Stored dataset items -
▼▼▼

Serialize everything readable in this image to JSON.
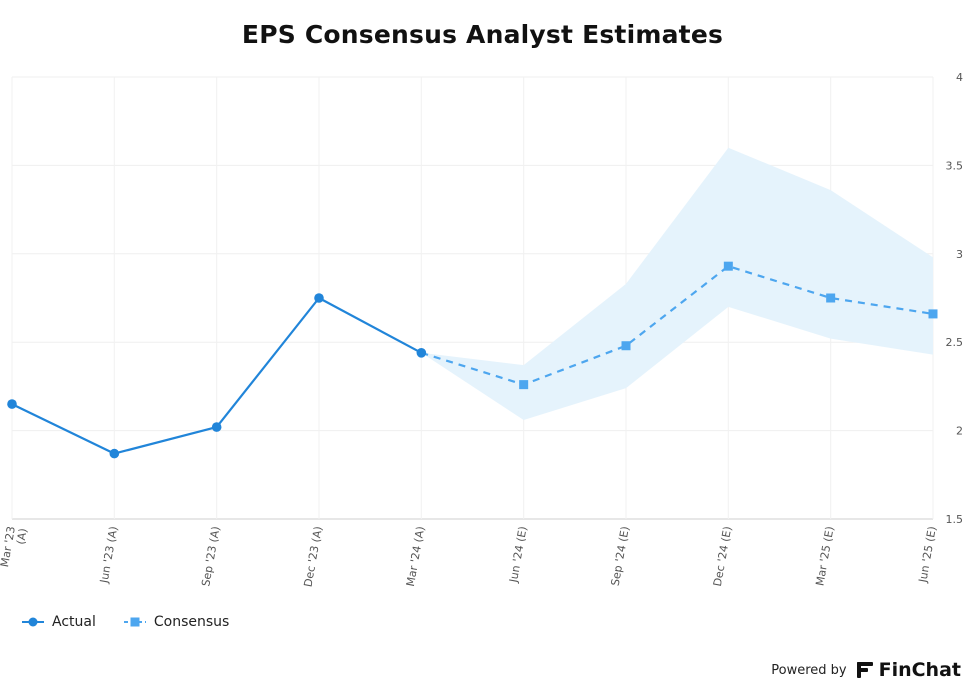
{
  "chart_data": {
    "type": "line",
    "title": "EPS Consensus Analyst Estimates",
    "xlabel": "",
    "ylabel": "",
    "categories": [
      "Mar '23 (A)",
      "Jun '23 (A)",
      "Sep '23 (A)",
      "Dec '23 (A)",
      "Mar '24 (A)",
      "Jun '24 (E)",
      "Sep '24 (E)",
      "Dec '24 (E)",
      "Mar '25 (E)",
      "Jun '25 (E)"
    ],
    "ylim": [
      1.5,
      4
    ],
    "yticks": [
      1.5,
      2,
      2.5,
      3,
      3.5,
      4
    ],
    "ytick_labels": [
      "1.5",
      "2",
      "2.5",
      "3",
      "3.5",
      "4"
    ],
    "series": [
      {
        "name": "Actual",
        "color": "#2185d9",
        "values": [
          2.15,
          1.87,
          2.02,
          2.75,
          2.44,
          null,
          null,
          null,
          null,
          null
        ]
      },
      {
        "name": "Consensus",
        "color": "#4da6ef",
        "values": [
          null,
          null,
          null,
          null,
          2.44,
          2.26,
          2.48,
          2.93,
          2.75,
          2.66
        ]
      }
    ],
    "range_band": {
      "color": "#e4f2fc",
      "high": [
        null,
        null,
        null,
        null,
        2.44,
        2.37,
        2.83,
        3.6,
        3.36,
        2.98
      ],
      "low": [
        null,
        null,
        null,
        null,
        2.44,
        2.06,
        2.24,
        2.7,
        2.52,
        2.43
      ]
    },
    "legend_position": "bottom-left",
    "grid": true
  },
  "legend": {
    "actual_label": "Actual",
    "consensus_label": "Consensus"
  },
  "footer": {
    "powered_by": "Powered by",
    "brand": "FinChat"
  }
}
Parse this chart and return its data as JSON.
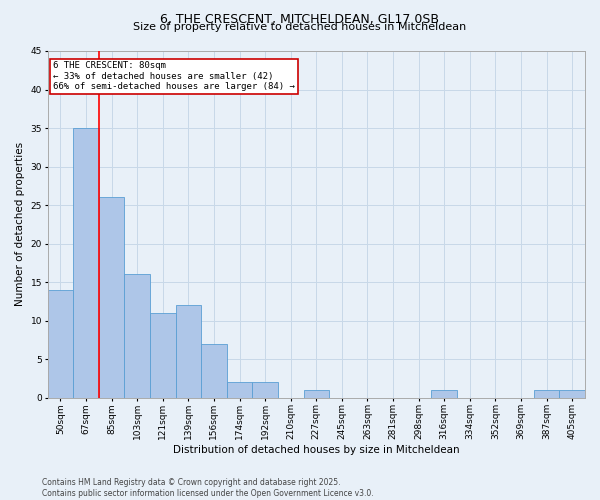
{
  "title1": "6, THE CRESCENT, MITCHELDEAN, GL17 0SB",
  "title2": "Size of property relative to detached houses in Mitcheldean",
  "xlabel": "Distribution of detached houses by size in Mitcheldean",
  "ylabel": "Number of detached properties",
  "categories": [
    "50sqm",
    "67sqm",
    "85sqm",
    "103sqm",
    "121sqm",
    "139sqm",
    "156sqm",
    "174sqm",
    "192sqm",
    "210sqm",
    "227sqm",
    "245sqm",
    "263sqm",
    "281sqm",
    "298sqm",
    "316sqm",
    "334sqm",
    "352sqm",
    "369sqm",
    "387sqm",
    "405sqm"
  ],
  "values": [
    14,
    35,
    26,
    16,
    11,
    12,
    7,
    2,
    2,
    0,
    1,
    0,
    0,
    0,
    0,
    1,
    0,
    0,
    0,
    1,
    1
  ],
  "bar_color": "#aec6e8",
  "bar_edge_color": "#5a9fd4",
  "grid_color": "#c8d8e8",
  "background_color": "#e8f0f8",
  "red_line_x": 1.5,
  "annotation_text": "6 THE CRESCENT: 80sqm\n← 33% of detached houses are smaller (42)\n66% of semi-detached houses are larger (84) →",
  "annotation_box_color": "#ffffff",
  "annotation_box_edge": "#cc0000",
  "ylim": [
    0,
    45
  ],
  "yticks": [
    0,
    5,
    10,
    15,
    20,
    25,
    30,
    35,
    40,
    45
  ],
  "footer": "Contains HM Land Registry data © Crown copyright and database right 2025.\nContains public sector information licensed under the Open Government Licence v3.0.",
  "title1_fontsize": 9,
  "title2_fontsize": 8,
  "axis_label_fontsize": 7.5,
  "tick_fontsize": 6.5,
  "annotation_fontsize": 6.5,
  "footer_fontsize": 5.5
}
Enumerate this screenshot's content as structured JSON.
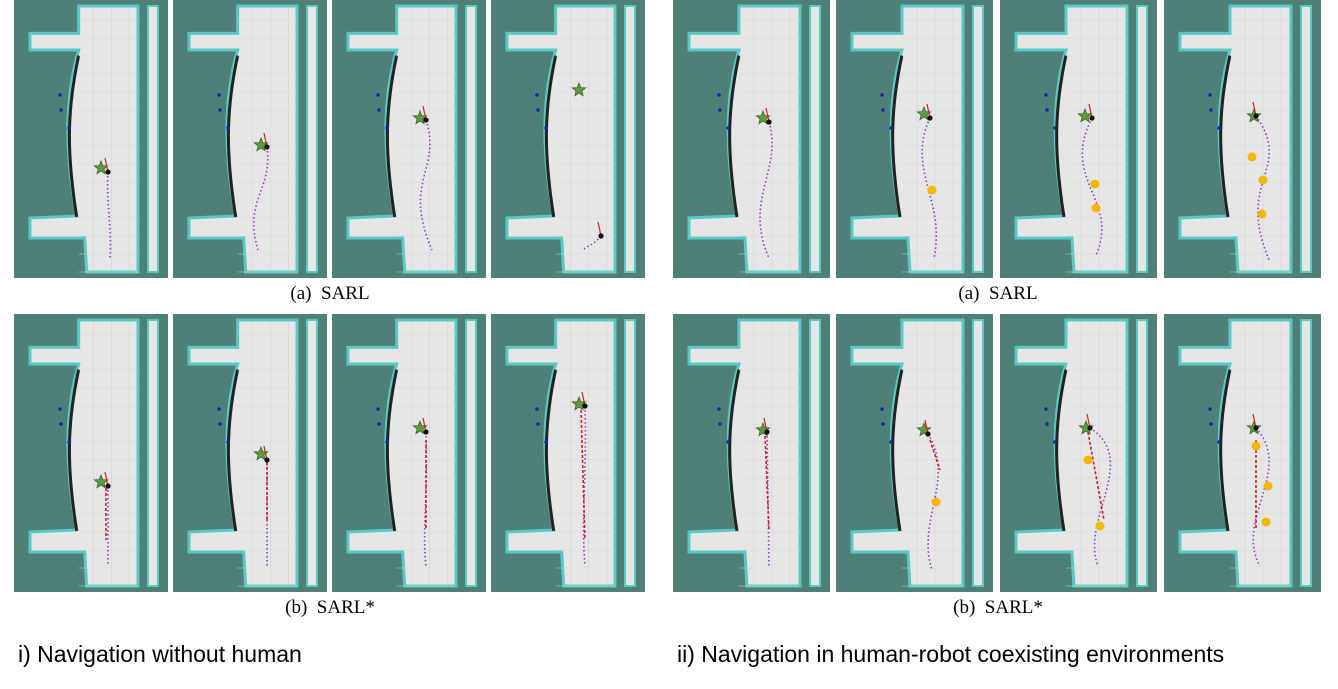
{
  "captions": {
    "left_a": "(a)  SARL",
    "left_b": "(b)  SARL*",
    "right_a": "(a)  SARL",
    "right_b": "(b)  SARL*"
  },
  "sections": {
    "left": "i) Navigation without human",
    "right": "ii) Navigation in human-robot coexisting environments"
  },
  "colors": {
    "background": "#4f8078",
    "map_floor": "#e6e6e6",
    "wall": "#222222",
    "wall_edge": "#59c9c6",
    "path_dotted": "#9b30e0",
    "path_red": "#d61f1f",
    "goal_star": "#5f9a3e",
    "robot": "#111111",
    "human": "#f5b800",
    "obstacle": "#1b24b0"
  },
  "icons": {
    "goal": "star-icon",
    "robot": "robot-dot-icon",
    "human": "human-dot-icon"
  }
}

▲▲▲

Write out the entries above verbatim; the pictures do not belong in your copy.

Serialize everything readable in this image to JSON.
{
  "chart_data": {
    "type": "line",
    "title": "EPS Consensus Analyst Estimates",
    "xlabel": "",
    "ylabel": "",
    "categories": [
      "Mar '23 (A)",
      "Jun '23 (A)",
      "Sep '23 (A)",
      "Dec '23 (A)",
      "Mar '24 (A)",
      "Jun '24 (E)",
      "Sep '24 (E)",
      "Dec '24 (E)",
      "Mar '25 (E)",
      "Jun '25 (E)"
    ],
    "ylim": [
      1.5,
      4
    ],
    "yticks": [
      1.5,
      2,
      2.5,
      3,
      3.5,
      4
    ],
    "ytick_labels": [
      "1.5",
      "2",
      "2.5",
      "3",
      "3.5",
      "4"
    ],
    "series": [
      {
        "name": "Actual",
        "color": "#2185d9",
        "values": [
          2.15,
          1.87,
          2.02,
          2.75,
          2.44,
          null,
          null,
          null,
          null,
          null
        ]
      },
      {
        "name": "Consensus",
        "color": "#4da6ef",
        "values": [
          null,
          null,
          null,
          null,
          2.44,
          2.26,
          2.48,
          2.93,
          2.75,
          2.66
        ]
      }
    ],
    "range_band": {
      "color": "#e4f2fc",
      "high": [
        null,
        null,
        null,
        null,
        2.44,
        2.37,
        2.83,
        3.6,
        3.36,
        2.98
      ],
      "low": [
        null,
        null,
        null,
        null,
        2.44,
        2.06,
        2.24,
        2.7,
        2.52,
        2.43
      ]
    },
    "legend_position": "bottom-left",
    "grid": true
  },
  "legend": {
    "actual_label": "Actual",
    "consensus_label": "Consensus"
  },
  "footer": {
    "powered_by": "Powered by",
    "brand": "FinChat"
  }
}
Parse this chart and return its data as JSON.
{
  "title1": "6, THE CRESCENT, MITCHELDEAN, GL17 0SB",
  "title2": "Size of property relative to detached houses in Mitcheldean",
  "xlabel": "Distribution of detached houses by size in Mitcheldean",
  "ylabel": "Number of detached properties",
  "categories": [
    "50sqm",
    "67sqm",
    "85sqm",
    "103sqm",
    "121sqm",
    "139sqm",
    "156sqm",
    "174sqm",
    "192sqm",
    "210sqm",
    "227sqm",
    "245sqm",
    "263sqm",
    "281sqm",
    "298sqm",
    "316sqm",
    "334sqm",
    "352sqm",
    "369sqm",
    "387sqm",
    "405sqm"
  ],
  "values": [
    14,
    35,
    26,
    16,
    11,
    12,
    7,
    2,
    2,
    0,
    1,
    0,
    0,
    0,
    0,
    1,
    0,
    0,
    0,
    1,
    1
  ],
  "bar_color": "#aec6e8",
  "bar_edge_color": "#5a9fd4",
  "grid_color": "#c8d8e8",
  "background_color": "#e8f0f8",
  "red_line_x": 1.5,
  "annotation_text": "6 THE CRESCENT: 80sqm\n← 33% of detached houses are smaller (42)\n66% of semi-detached houses are larger (84) →",
  "annotation_box_color": "#ffffff",
  "annotation_box_edge": "#cc0000",
  "ylim": [
    0,
    45
  ],
  "yticks": [
    0,
    5,
    10,
    15,
    20,
    25,
    30,
    35,
    40,
    45
  ],
  "footer": "Contains HM Land Registry data © Crown copyright and database right 2025.\nContains public sector information licensed under the Open Government Licence v3.0.",
  "title1_fontsize": 9,
  "title2_fontsize": 8,
  "axis_label_fontsize": 7.5,
  "tick_fontsize": 6.5,
  "annotation_fontsize": 6.5,
  "footer_fontsize": 5.5
}
Enumerate this screenshot's content as structured JSON.
{
  "captions": {
    "left_a": "(a)  SARL",
    "left_b": "(b)  SARL*",
    "right_a": "(a)  SARL",
    "right_b": "(b)  SARL*"
  },
  "sections": {
    "left": "i) Navigation without human",
    "right": "ii) Navigation in human-robot coexisting environments"
  },
  "colors": {
    "background": "#4f8078",
    "map_floor": "#e6e6e6",
    "wall": "#222222",
    "wall_edge": "#59c9c6",
    "path_dotted": "#9b30e0",
    "path_red": "#d61f1f",
    "goal_star": "#5f9a3e",
    "robot": "#111111",
    "human": "#f5b800",
    "obstacle": "#1b24b0"
  },
  "icons": {
    "goal": "star-icon",
    "robot": "robot-dot-icon",
    "human": "human-dot-icon"
  }
}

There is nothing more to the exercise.